##### Information provided #####

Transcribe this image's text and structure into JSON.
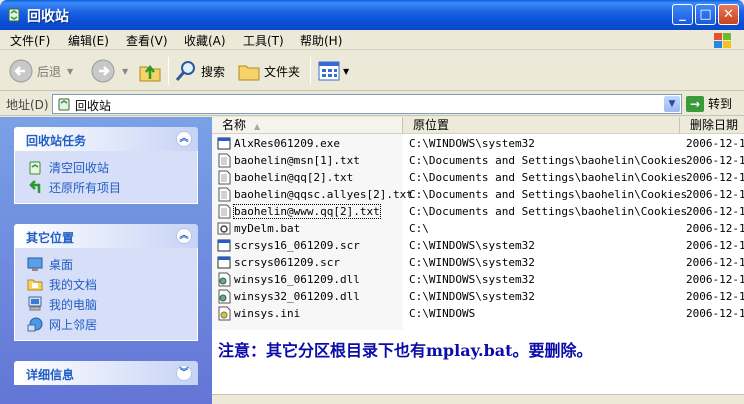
{
  "window": {
    "title": "回收站"
  },
  "menu": [
    "文件(F)",
    "编辑(E)",
    "查看(V)",
    "收藏(A)",
    "工具(T)",
    "帮助(H)"
  ],
  "toolbar": {
    "back": "后退",
    "search": "搜索",
    "folders": "文件夹"
  },
  "address": {
    "label": "地址(D)",
    "value": "回收站",
    "go": "转到"
  },
  "panels": [
    {
      "title": "回收站任务",
      "items": [
        {
          "label": "清空回收站",
          "icon": "empty-bin-icon"
        },
        {
          "label": "还原所有项目",
          "icon": "restore-icon"
        }
      ]
    },
    {
      "title": "其它位置",
      "items": [
        {
          "label": "桌面",
          "icon": "desktop-icon"
        },
        {
          "label": "我的文档",
          "icon": "my-documents-icon"
        },
        {
          "label": "我的电脑",
          "icon": "my-computer-icon"
        },
        {
          "label": "网上邻居",
          "icon": "network-places-icon"
        }
      ]
    },
    {
      "title": "详细信息",
      "items": []
    }
  ],
  "columns": {
    "name": "名称",
    "location": "原位置",
    "deleted": "删除日期"
  },
  "files": [
    {
      "name": "AlxRes061209.exe",
      "location": "C:\\WINDOWS\\system32",
      "date": "2006-12-1",
      "type": "exe"
    },
    {
      "name": "baohelin@msn[1].txt",
      "location": "C:\\Documents and Settings\\baohelin\\Cookies",
      "date": "2006-12-1",
      "type": "txt"
    },
    {
      "name": "baohelin@qq[2].txt",
      "location": "C:\\Documents and Settings\\baohelin\\Cookies",
      "date": "2006-12-1",
      "type": "txt"
    },
    {
      "name": "baohelin@qqsc.allyes[2].txt",
      "location": "C:\\Documents and Settings\\baohelin\\Cookies",
      "date": "2006-12-1",
      "type": "txt"
    },
    {
      "name": "baohelin@www.qq[2].txt",
      "location": "C:\\Documents and Settings\\baohelin\\Cookies",
      "date": "2006-12-1",
      "type": "txt"
    },
    {
      "name": "myDelm.bat",
      "location": "C:\\",
      "date": "2006-12-1",
      "type": "bat"
    },
    {
      "name": "scrsys16_061209.scr",
      "location": "C:\\WINDOWS\\system32",
      "date": "2006-12-1",
      "type": "scr"
    },
    {
      "name": "scrsys061209.scr",
      "location": "C:\\WINDOWS\\system32",
      "date": "2006-12-1",
      "type": "scr"
    },
    {
      "name": "winsys16_061209.dll",
      "location": "C:\\WINDOWS\\system32",
      "date": "2006-12-1",
      "type": "dll"
    },
    {
      "name": "winsys32_061209.dll",
      "location": "C:\\WINDOWS\\system32",
      "date": "2006-12-1",
      "type": "dll"
    },
    {
      "name": "winsys.ini",
      "location": "C:\\WINDOWS",
      "date": "2006-12-1",
      "type": "ini"
    }
  ],
  "note": "注意：其它分区根目录下也有mplay.bat。要删除。",
  "colors": {
    "titlebar": "#0b50d8",
    "taskpane": "#6375d6",
    "link": "#215dc6",
    "note": "#0b0baa"
  }
}
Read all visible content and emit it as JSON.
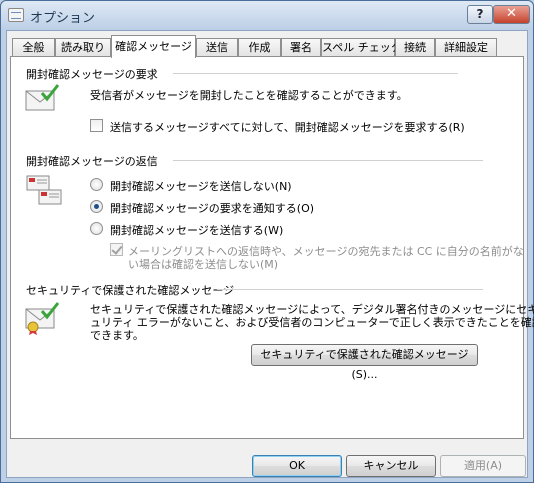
{
  "window": {
    "title": "オプション",
    "help_label": "?",
    "close_label": "✕"
  },
  "tabs": [
    {
      "label": "全般",
      "active": false
    },
    {
      "label": "読み取り",
      "active": false
    },
    {
      "label": "確認メッセージ",
      "active": true
    },
    {
      "label": "送信",
      "active": false
    },
    {
      "label": "作成",
      "active": false
    },
    {
      "label": "署名",
      "active": false
    },
    {
      "label": "スペル チェック",
      "active": false
    },
    {
      "label": "接続",
      "active": false
    },
    {
      "label": "詳細設定",
      "active": false
    }
  ],
  "request_section": {
    "title": "開封確認メッセージの要求",
    "description": "受信者がメッセージを開封したことを確認することができます。",
    "checkbox_label": "送信するメッセージすべてに対して、開封確認メッセージを要求する(R)",
    "checkbox_checked": false
  },
  "reply_section": {
    "title": "開封確認メッセージの返信",
    "options": [
      {
        "label": "開封確認メッセージを送信しない(N)",
        "selected": false
      },
      {
        "label": "開封確認メッセージの要求を通知する(O)",
        "selected": true
      },
      {
        "label": "開封確認メッセージを送信する(W)",
        "selected": false
      }
    ],
    "sub_checkbox_label_line1": "メーリングリストへの返信時や、メッセージの宛先または CC に自分の名前がな",
    "sub_checkbox_label_line2": "い場合は確認を送信しない(M)",
    "sub_checkbox_checked": true,
    "sub_checkbox_disabled": true
  },
  "secure_section": {
    "title": "セキュリティで保護された確認メッセージ",
    "description_line1": "セキュリティで保護された確認メッセージによって、デジタル署名付きのメッセージにセキ",
    "description_line2": "ュリティ エラーがないこと、および受信者のコンピューターで正しく表示できたことを確認",
    "description_line3": "できます。",
    "button_label": "セキュリティで保護された確認メッセージ(S)..."
  },
  "footer": {
    "ok_label": "OK",
    "cancel_label": "キャンセル",
    "apply_label": "適用(A)"
  }
}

#####

Requirement.
Reproduce all of the data exactly; the pictures do not belong in the copy.

Written response.
Transcribe this image's text and structure into JSON.
{
  "window": {
    "title": "回收站"
  },
  "menu": [
    "文件(F)",
    "编辑(E)",
    "查看(V)",
    "收藏(A)",
    "工具(T)",
    "帮助(H)"
  ],
  "toolbar": {
    "back": "后退",
    "search": "搜索",
    "folders": "文件夹"
  },
  "address": {
    "label": "地址(D)",
    "value": "回收站",
    "go": "转到"
  },
  "panels": [
    {
      "title": "回收站任务",
      "items": [
        {
          "label": "清空回收站",
          "icon": "empty-bin-icon"
        },
        {
          "label": "还原所有项目",
          "icon": "restore-icon"
        }
      ]
    },
    {
      "title": "其它位置",
      "items": [
        {
          "label": "桌面",
          "icon": "desktop-icon"
        },
        {
          "label": "我的文档",
          "icon": "my-documents-icon"
        },
        {
          "label": "我的电脑",
          "icon": "my-computer-icon"
        },
        {
          "label": "网上邻居",
          "icon": "network-places-icon"
        }
      ]
    },
    {
      "title": "详细信息",
      "items": []
    }
  ],
  "columns": {
    "name": "名称",
    "location": "原位置",
    "deleted": "删除日期"
  },
  "files": [
    {
      "name": "AlxRes061209.exe",
      "location": "C:\\WINDOWS\\system32",
      "date": "2006-12-1",
      "type": "exe"
    },
    {
      "name": "baohelin@msn[1].txt",
      "location": "C:\\Documents and Settings\\baohelin\\Cookies",
      "date": "2006-12-1",
      "type": "txt"
    },
    {
      "name": "baohelin@qq[2].txt",
      "location": "C:\\Documents and Settings\\baohelin\\Cookies",
      "date": "2006-12-1",
      "type": "txt"
    },
    {
      "name": "baohelin@qqsc.allyes[2].txt",
      "location": "C:\\Documents and Settings\\baohelin\\Cookies",
      "date": "2006-12-1",
      "type": "txt"
    },
    {
      "name": "baohelin@www.qq[2].txt",
      "location": "C:\\Documents and Settings\\baohelin\\Cookies",
      "date": "2006-12-1",
      "type": "txt"
    },
    {
      "name": "myDelm.bat",
      "location": "C:\\",
      "date": "2006-12-1",
      "type": "bat"
    },
    {
      "name": "scrsys16_061209.scr",
      "location": "C:\\WINDOWS\\system32",
      "date": "2006-12-1",
      "type": "scr"
    },
    {
      "name": "scrsys061209.scr",
      "location": "C:\\WINDOWS\\system32",
      "date": "2006-12-1",
      "type": "scr"
    },
    {
      "name": "winsys16_061209.dll",
      "location": "C:\\WINDOWS\\system32",
      "date": "2006-12-1",
      "type": "dll"
    },
    {
      "name": "winsys32_061209.dll",
      "location": "C:\\WINDOWS\\system32",
      "date": "2006-12-1",
      "type": "dll"
    },
    {
      "name": "winsys.ini",
      "location": "C:\\WINDOWS",
      "date": "2006-12-1",
      "type": "ini"
    }
  ],
  "note": "注意：其它分区根目录下也有mplay.bat。要删除。",
  "colors": {
    "titlebar": "#0b50d8",
    "taskpane": "#6375d6",
    "link": "#215dc6",
    "note": "#0b0baa"
  }
}
Read all visible content and emit it as JSON.
{
  "window": {
    "title": "オプション",
    "help_label": "?",
    "close_label": "✕"
  },
  "tabs": [
    {
      "label": "全般",
      "active": false
    },
    {
      "label": "読み取り",
      "active": false
    },
    {
      "label": "確認メッセージ",
      "active": true
    },
    {
      "label": "送信",
      "active": false
    },
    {
      "label": "作成",
      "active": false
    },
    {
      "label": "署名",
      "active": false
    },
    {
      "label": "スペル チェック",
      "active": false
    },
    {
      "label": "接続",
      "active": false
    },
    {
      "label": "詳細設定",
      "active": false
    }
  ],
  "request_section": {
    "title": "開封確認メッセージの要求",
    "description": "受信者がメッセージを開封したことを確認することができます。",
    "checkbox_label": "送信するメッセージすべてに対して、開封確認メッセージを要求する(R)",
    "checkbox_checked": false
  },
  "reply_section": {
    "title": "開封確認メッセージの返信",
    "options": [
      {
        "label": "開封確認メッセージを送信しない(N)",
        "selected": false
      },
      {
        "label": "開封確認メッセージの要求を通知する(O)",
        "selected": true
      },
      {
        "label": "開封確認メッセージを送信する(W)",
        "selected": false
      }
    ],
    "sub_checkbox_label_line1": "メーリングリストへの返信時や、メッセージの宛先または CC に自分の名前がな",
    "sub_checkbox_label_line2": "い場合は確認を送信しない(M)",
    "sub_checkbox_checked": true,
    "sub_checkbox_disabled": true
  },
  "secure_section": {
    "title": "セキュリティで保護された確認メッセージ",
    "description_line1": "セキュリティで保護された確認メッセージによって、デジタル署名付きのメッセージにセキ",
    "description_line2": "ュリティ エラーがないこと、および受信者のコンピューターで正しく表示できたことを確認",
    "description_line3": "できます。",
    "button_label": "セキュリティで保護された確認メッセージ(S)..."
  },
  "footer": {
    "ok_label": "OK",
    "cancel_label": "キャンセル",
    "apply_label": "適用(A)"
  }
}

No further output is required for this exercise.